▸ Document excerpt
==================================================

I think your code is right. Sample Java code is as below. I also tried on lots of environments like you. With Gstream ugly & good codecs on Ubuntu 12.04, H.264 streaming is working with a latency without any frame corruption.

The code is like that :

public static void main(String[] args) {

    ImageIO.setUseCache(false);
    JFrame jframe = new JFrame("ETS New Algorithm - Suzuki85");
    jframe.setDefaultCloseOperation(JFrame.EXIT_ON_CLOSE);
    JLabel vidpanel = new JLabel();
    jframe.setContentPane(vidpanel);
    jframe.setSize(1280, 720);
    jframe.setVisible(true);

    Mat frame = new Mat();
    VideoCapture camera = new VideoCapture("rtsp://192.168.1.229:554/av0_1");
    while (true) {
        if (camera.read(frame)) {
                ImageIcon image = new ImageIcon(Mat2bufferedImage(frame));
                vidpanel.setIcon(image);
                vidpanel.repaint();
            }
    }
}

public static BufferedImage Mat2bufferedImage(Mat image) {
    MatOfByte bytemat = new MatOfByte();
    Highgui.imencode(".jpg", image, bytemat);
    byte[] bytes = bytemat.toArray();
    InputStream in = new ByteArrayInputStream(bytes);
    BufferedImage img = null;
    try {
        img = ImageIO.read(in);
    } catch (IOException e) {
        e.printStackTrace();
    } finally {
        bytemat.release();
        bytes = null;
    }
    return img;
}

But if you need to process data (for example; motion tracking, histogram equalization etc. i mean Highgui procs) you need the Mat reference and this reference can not be gotten without FFMPEG. And OpenCV which is built from source with FFMPEG ability uses CPU more than 100% on Linux.So, you can not run properly on Linux. (Some folks said that they were succedded here and was me..:) but FFMPEG Needed not GStreamer but i couldn't get a stable environment)

==================================================

▸ Exercise goal
Copy the H.264 streaming text from "I think your" through "any frame corruption.", substituting "Ubuntu 14.04" for "Ubuntu 12.04".

==================================================

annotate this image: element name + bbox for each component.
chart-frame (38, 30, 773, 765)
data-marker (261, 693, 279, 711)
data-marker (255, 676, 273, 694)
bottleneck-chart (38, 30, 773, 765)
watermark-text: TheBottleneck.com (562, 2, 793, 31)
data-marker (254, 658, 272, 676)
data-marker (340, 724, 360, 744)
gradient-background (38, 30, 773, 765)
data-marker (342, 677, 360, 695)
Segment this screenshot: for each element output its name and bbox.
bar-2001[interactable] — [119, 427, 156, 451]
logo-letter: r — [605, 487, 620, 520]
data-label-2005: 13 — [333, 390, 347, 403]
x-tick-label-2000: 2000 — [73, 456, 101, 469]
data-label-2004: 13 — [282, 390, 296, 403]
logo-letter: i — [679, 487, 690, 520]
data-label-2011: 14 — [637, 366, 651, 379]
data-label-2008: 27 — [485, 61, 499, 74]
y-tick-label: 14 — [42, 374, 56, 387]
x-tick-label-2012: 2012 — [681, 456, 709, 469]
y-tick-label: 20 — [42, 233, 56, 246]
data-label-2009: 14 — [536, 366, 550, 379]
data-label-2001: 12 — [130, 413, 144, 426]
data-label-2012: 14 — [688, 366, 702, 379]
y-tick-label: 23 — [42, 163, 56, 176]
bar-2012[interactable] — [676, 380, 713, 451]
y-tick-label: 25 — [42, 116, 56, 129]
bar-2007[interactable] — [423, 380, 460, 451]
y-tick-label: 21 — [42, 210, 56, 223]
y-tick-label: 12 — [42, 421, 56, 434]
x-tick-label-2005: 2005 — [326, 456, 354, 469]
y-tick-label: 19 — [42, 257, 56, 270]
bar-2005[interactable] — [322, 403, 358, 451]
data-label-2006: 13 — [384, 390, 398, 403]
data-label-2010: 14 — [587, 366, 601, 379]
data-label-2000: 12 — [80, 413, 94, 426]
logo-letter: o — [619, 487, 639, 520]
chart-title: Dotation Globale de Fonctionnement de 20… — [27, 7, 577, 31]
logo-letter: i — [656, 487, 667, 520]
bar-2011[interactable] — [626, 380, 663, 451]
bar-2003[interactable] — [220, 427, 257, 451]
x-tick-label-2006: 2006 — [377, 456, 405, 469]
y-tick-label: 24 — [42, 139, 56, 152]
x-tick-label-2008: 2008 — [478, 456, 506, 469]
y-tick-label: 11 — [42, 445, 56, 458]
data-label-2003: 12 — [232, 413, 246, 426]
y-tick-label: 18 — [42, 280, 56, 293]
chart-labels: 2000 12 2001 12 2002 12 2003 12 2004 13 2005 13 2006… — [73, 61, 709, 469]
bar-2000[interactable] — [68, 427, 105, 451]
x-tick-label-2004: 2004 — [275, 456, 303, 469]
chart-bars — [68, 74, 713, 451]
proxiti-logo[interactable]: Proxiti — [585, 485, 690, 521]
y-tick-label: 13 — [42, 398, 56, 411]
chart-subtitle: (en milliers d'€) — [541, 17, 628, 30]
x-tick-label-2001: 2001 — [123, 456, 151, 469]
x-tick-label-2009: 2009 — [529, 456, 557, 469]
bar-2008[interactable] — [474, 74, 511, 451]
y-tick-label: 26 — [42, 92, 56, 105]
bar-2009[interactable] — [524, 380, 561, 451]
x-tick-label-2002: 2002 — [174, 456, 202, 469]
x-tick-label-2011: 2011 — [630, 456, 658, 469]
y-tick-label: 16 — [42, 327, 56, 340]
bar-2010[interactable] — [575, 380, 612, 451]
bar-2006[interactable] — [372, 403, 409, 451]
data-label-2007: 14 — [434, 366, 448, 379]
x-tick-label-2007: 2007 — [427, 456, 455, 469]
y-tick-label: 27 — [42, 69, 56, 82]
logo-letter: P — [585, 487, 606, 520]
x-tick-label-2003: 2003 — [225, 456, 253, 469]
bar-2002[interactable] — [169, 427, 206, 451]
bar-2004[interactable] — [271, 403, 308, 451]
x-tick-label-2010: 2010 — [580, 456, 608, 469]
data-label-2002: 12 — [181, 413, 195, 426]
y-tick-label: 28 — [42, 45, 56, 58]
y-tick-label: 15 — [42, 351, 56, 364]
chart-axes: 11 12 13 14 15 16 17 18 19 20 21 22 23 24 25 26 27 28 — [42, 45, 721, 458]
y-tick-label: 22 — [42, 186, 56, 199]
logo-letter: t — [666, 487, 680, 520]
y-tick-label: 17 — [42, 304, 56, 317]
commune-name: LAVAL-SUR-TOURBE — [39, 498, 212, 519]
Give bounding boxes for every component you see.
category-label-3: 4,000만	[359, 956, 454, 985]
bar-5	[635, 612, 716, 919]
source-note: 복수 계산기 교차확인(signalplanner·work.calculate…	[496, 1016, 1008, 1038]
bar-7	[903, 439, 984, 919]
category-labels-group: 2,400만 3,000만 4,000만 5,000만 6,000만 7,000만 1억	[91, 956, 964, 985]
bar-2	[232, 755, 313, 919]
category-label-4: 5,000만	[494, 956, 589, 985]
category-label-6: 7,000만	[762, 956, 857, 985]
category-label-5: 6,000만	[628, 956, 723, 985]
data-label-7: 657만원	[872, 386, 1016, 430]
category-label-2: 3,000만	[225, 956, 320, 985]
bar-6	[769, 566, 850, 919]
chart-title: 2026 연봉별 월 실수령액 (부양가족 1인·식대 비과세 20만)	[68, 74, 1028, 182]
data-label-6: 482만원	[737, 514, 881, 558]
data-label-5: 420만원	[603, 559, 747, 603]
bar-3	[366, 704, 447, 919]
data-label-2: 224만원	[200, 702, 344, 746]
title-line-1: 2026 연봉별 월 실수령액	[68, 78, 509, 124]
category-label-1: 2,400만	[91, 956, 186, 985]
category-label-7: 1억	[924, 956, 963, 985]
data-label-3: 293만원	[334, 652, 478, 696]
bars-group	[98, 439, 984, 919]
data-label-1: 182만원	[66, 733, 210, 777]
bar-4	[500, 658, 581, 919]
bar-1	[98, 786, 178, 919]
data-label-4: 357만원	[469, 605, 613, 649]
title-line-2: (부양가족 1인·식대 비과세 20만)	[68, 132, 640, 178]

==================================================

▸ Reply
I think your code is right. Sample Java code is as below. I also tried on lots of environments like you. With Gstream ugly & good codecs on Ubuntu 14.04, H.264 streaming is working with a latency without any frame corruption.